***** Material supplied *****

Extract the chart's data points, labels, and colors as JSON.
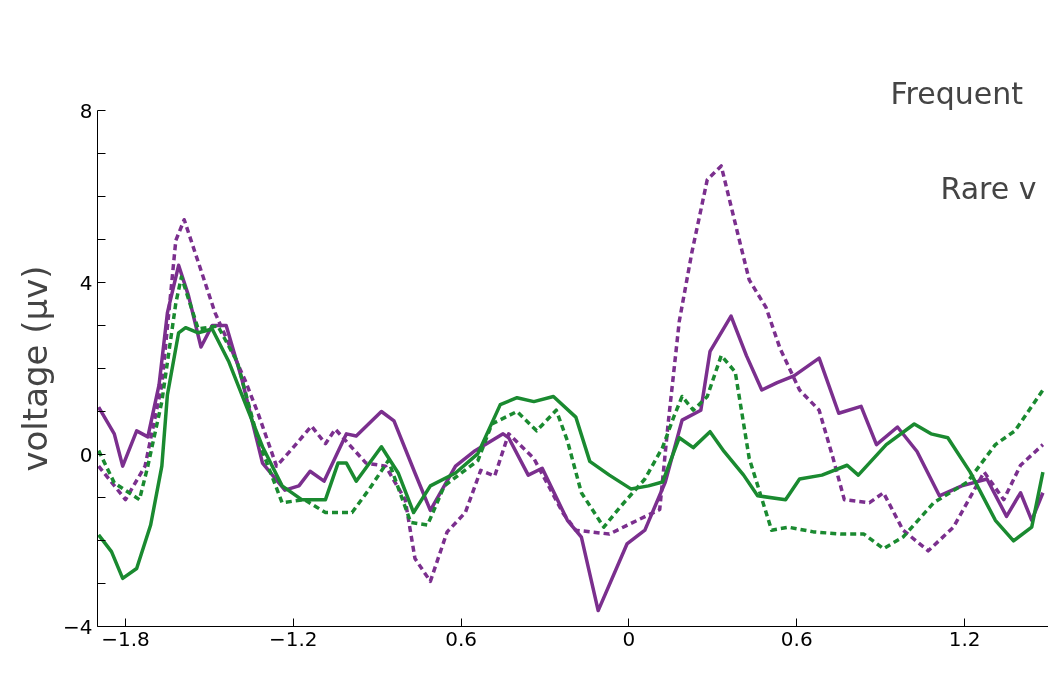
{
  "chart_data": {
    "type": "line",
    "ylabel": "voltage (μv)",
    "xlim": [
      -1.9,
      1.5
    ],
    "ylim": [
      -4,
      8
    ],
    "xticks": [
      -1.8,
      -1.2,
      {
        "value": -0.6,
        "label": "0.6"
      },
      0,
      0.6,
      1.2
    ],
    "yticks": [
      {
        "value": -4,
        "label": "−4"
      },
      {
        "value": -3,
        "label": null
      },
      {
        "value": -2,
        "label": null
      },
      {
        "value": -1,
        "label": null
      },
      0,
      {
        "value": 1,
        "label": null
      },
      {
        "value": 2,
        "label": null
      },
      {
        "value": 3,
        "label": null
      },
      4,
      {
        "value": 5,
        "label": null
      },
      {
        "value": 6,
        "label": null
      },
      {
        "value": 7,
        "label": null
      },
      8
    ],
    "grid": false,
    "marker": "none",
    "annotations": [
      "Frequent",
      "Rare v"
    ],
    "series": [
      {
        "color": "#7b2f8e",
        "line_style": "solid",
        "x": [
          -1.896,
          -1.84,
          -1.81,
          -1.76,
          -1.72,
          -1.68,
          -1.65,
          -1.61,
          -1.575,
          -1.53,
          -1.49,
          -1.44,
          -1.385,
          -1.31,
          -1.23,
          -1.18,
          -1.14,
          -1.09,
          -1.01,
          -0.975,
          -0.885,
          -0.84,
          -0.765,
          -0.71,
          -0.62,
          -0.55,
          -0.45,
          -0.43,
          -0.36,
          -0.31,
          -0.22,
          -0.17,
          -0.11,
          -0.007,
          0.057,
          0.13,
          0.19,
          0.257,
          0.29,
          0.365,
          0.42,
          0.475,
          0.53,
          0.59,
          0.68,
          0.75,
          0.83,
          0.885,
          0.96,
          1.03,
          1.11,
          1.19,
          1.28,
          1.35,
          1.4,
          1.44,
          1.48
        ],
        "values": [
          1.1,
          0.48,
          -0.27,
          0.55,
          0.41,
          1.62,
          3.3,
          4.4,
          3.7,
          2.5,
          3.0,
          3.0,
          1.78,
          -0.2,
          -0.83,
          -0.73,
          -0.39,
          -0.62,
          0.48,
          0.43,
          1.0,
          0.78,
          -0.43,
          -1.3,
          -0.27,
          0.09,
          0.48,
          0.39,
          -0.48,
          -0.32,
          -1.53,
          -1.92,
          -3.63,
          -2.08,
          -1.76,
          -0.64,
          0.8,
          1.03,
          2.4,
          3.22,
          2.3,
          1.5,
          1.67,
          1.83,
          2.24,
          0.96,
          1.12,
          0.23,
          0.64,
          0.07,
          -0.96,
          -0.73,
          -0.57,
          -1.44,
          -0.89,
          -1.53,
          -0.89
        ]
      },
      {
        "color": "#7b2f8e",
        "line_style": "dashed",
        "x": [
          -1.896,
          -1.8,
          -1.73,
          -1.67,
          -1.62,
          -1.59,
          -1.48,
          -1.37,
          -1.325,
          -1.26,
          -1.21,
          -1.135,
          -1.085,
          -1.05,
          -0.94,
          -0.87,
          -0.8,
          -0.765,
          -0.71,
          -0.65,
          -0.585,
          -0.53,
          -0.48,
          -0.43,
          -0.34,
          -0.235,
          -0.19,
          -0.07,
          0.03,
          0.11,
          0.14,
          0.18,
          0.225,
          0.28,
          0.33,
          0.39,
          0.43,
          0.49,
          0.54,
          0.61,
          0.68,
          0.73,
          0.77,
          0.86,
          0.91,
          0.98,
          1.07,
          1.16,
          1.27,
          1.34,
          1.4,
          1.48
        ],
        "values": [
          -0.27,
          -1.05,
          -0.27,
          1.62,
          4.98,
          5.46,
          3.3,
          1.69,
          0.94,
          -0.27,
          0.09,
          0.66,
          0.25,
          0.59,
          -0.2,
          -0.27,
          -1.05,
          -2.42,
          -2.95,
          -1.8,
          -1.35,
          -0.37,
          -0.5,
          0.48,
          -0.09,
          -1.37,
          -1.76,
          -1.85,
          -1.53,
          -1.28,
          0.71,
          3.1,
          4.7,
          6.39,
          6.71,
          5.11,
          4.06,
          3.42,
          2.47,
          1.5,
          1.03,
          -0.09,
          -1.05,
          -1.12,
          -0.89,
          -1.76,
          -2.24,
          -1.69,
          -0.41,
          -1.05,
          -0.25,
          0.23
        ]
      },
      {
        "color": "#1a8a30",
        "line_style": "solid",
        "x": [
          -1.896,
          -1.85,
          -1.81,
          -1.76,
          -1.71,
          -1.67,
          -1.65,
          -1.61,
          -1.585,
          -1.54,
          -1.49,
          -1.43,
          -1.37,
          -1.31,
          -1.24,
          -1.17,
          -1.085,
          -1.04,
          -1.01,
          -0.975,
          -0.885,
          -0.825,
          -0.77,
          -0.71,
          -0.62,
          -0.54,
          -0.46,
          -0.4,
          -0.34,
          -0.27,
          -0.19,
          -0.14,
          -0.07,
          0.007,
          0.07,
          0.12,
          0.18,
          0.23,
          0.29,
          0.34,
          0.41,
          0.46,
          0.56,
          0.61,
          0.69,
          0.78,
          0.82,
          0.92,
          1.02,
          1.08,
          1.14,
          1.22,
          1.31,
          1.375,
          1.44,
          1.48
        ],
        "values": [
          -1.87,
          -2.26,
          -2.88,
          -2.65,
          -1.64,
          -0.27,
          1.39,
          2.83,
          2.95,
          2.83,
          2.92,
          2.15,
          1.16,
          0.18,
          -0.73,
          -1.05,
          -1.05,
          -0.2,
          -0.2,
          -0.62,
          0.18,
          -0.43,
          -1.35,
          -0.73,
          -0.43,
          0.02,
          1.16,
          1.32,
          1.23,
          1.35,
          0.87,
          -0.16,
          -0.48,
          -0.8,
          -0.73,
          -0.64,
          0.39,
          0.16,
          0.53,
          0.07,
          -0.48,
          -0.96,
          -1.05,
          -0.57,
          -0.48,
          -0.25,
          -0.48,
          0.23,
          0.71,
          0.48,
          0.39,
          -0.41,
          -1.53,
          -2.01,
          -1.69,
          -0.41
        ]
      },
      {
        "color": "#1a8a30",
        "line_style": "dashed",
        "x": [
          -1.896,
          -1.84,
          -1.75,
          -1.72,
          -1.67,
          -1.62,
          -1.6,
          -1.54,
          -1.47,
          -1.4,
          -1.325,
          -1.24,
          -1.16,
          -1.085,
          -0.99,
          -0.93,
          -0.86,
          -0.78,
          -0.72,
          -0.66,
          -0.54,
          -0.49,
          -0.4,
          -0.33,
          -0.26,
          -0.22,
          -0.17,
          -0.09,
          -0.03,
          0.057,
          0.12,
          0.16,
          0.19,
          0.23,
          0.28,
          0.33,
          0.38,
          0.43,
          0.51,
          0.57,
          0.66,
          0.76,
          0.84,
          0.91,
          0.98,
          1.09,
          1.21,
          1.31,
          1.38,
          1.48
        ],
        "values": [
          0.09,
          -0.66,
          -1.05,
          -0.27,
          1.23,
          3.52,
          4.13,
          2.92,
          2.99,
          2.15,
          0.32,
          -1.12,
          -1.05,
          -1.35,
          -1.35,
          -0.82,
          -0.14,
          -1.58,
          -1.64,
          -0.73,
          -0.14,
          0.71,
          1.0,
          0.55,
          1.03,
          0.32,
          -0.89,
          -1.69,
          -1.21,
          -0.57,
          0.16,
          0.87,
          1.35,
          1.03,
          1.35,
          2.3,
          1.92,
          -0.09,
          -1.76,
          -1.69,
          -1.8,
          -1.85,
          -1.85,
          -2.19,
          -1.92,
          -1.12,
          -0.64,
          0.23,
          0.55,
          1.5
        ]
      }
    ]
  }
}
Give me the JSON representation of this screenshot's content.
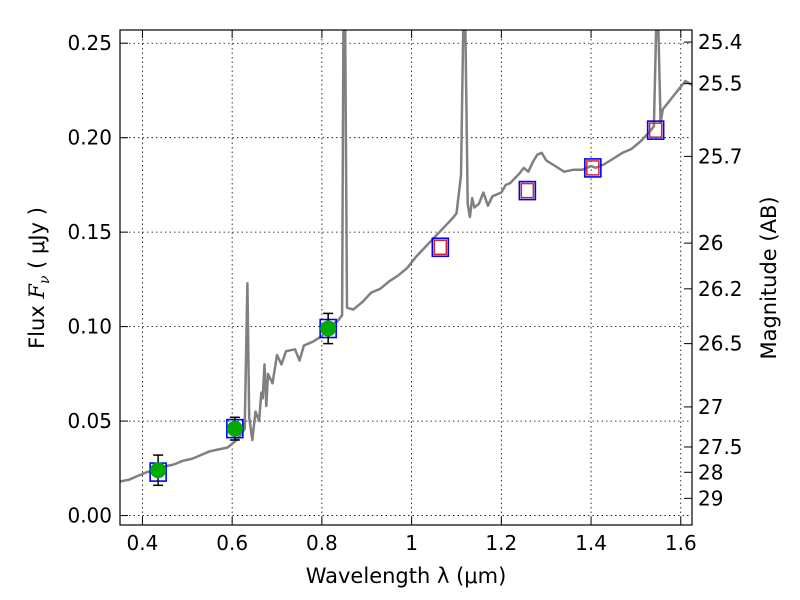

*****

- [Task]: Reproduce every line of the listing above in which the string "JSON" appears.

- [Output of the task]:
Extract the chart's data points, labels, and colors as JSON.
Give me the JSON representation of this screenshot's content.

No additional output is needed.